Aim of the exercise: Retype the whole listing below, character for character.

Dataset:
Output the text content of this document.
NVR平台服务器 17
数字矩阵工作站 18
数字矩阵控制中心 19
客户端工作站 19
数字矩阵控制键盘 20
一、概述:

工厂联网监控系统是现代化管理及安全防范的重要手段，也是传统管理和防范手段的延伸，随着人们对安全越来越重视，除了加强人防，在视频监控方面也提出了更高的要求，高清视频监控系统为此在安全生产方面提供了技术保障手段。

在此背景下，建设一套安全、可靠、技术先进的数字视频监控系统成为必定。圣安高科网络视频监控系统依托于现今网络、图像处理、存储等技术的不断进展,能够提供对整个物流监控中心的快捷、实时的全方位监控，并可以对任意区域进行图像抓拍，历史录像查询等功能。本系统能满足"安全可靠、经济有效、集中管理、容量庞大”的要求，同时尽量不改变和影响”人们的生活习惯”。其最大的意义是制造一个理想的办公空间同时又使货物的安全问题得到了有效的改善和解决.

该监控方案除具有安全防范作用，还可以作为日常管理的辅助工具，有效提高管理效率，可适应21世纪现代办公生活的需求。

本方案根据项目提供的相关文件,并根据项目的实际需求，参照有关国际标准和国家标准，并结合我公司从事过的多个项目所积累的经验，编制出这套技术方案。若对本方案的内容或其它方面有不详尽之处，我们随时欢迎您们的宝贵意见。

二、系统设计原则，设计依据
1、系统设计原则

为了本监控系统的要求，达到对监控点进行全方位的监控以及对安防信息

Task solution:
Output the text content of this document.
NVR平台服务器 17
数字矩阵工作站 18
数字矩阵控制中心 19
客户端工作站 19
数字矩阵控制键盘 20
一、概述:

工厂联网监控系统是现代化管理及安全防范的重要手段，也是传统管理和防范手段的延伸，随着人们对安全越来越重视，除了加强人防，在视频监控方面也提出了更高的要求，高清视频监控系统为此在安全生产方面提供了技术保障手段。

在此背景下，建设一套安全、可靠、技术先进的数字视频监控系统成为必定。圣安高科网络视频监控系统依托于现今网络、图像处理、存储等技术的不断进展,能够提供对整个物流监控中心的快捷、实时的全方位监控，并可以对任意区域进行图像抓拍，历史录像查询等功能。本系统能满足"安全可靠、经济有效、集中管理、容量庞大”的要求，同时尽量不改变和影响”人们的生活习惯”。其最大的意义是制造一个理想的办公空间同时又使货物的安全问题得到了有效的改善和解决.

该监控方案除具有安全防范作用，还可以作为日常管理的辅助工具，有效提高管理效率，可适应21世纪现代办公生活的需求。

本方案根据项目提供的相关文件,并根据项目的实际需求，参照有关国际标准和国家标准，并结合我公司从事过的多个项目所积累的经验，编制出这套技术方案。若对本方案的内容或其它方面有不详尽之处，我们随时欢迎您们的宝贵意见。

二、系统设计原则，设计依据
1、系统设计原则

为了本监控系统的要求，达到对监控点进行全方位的监控以及对安防信息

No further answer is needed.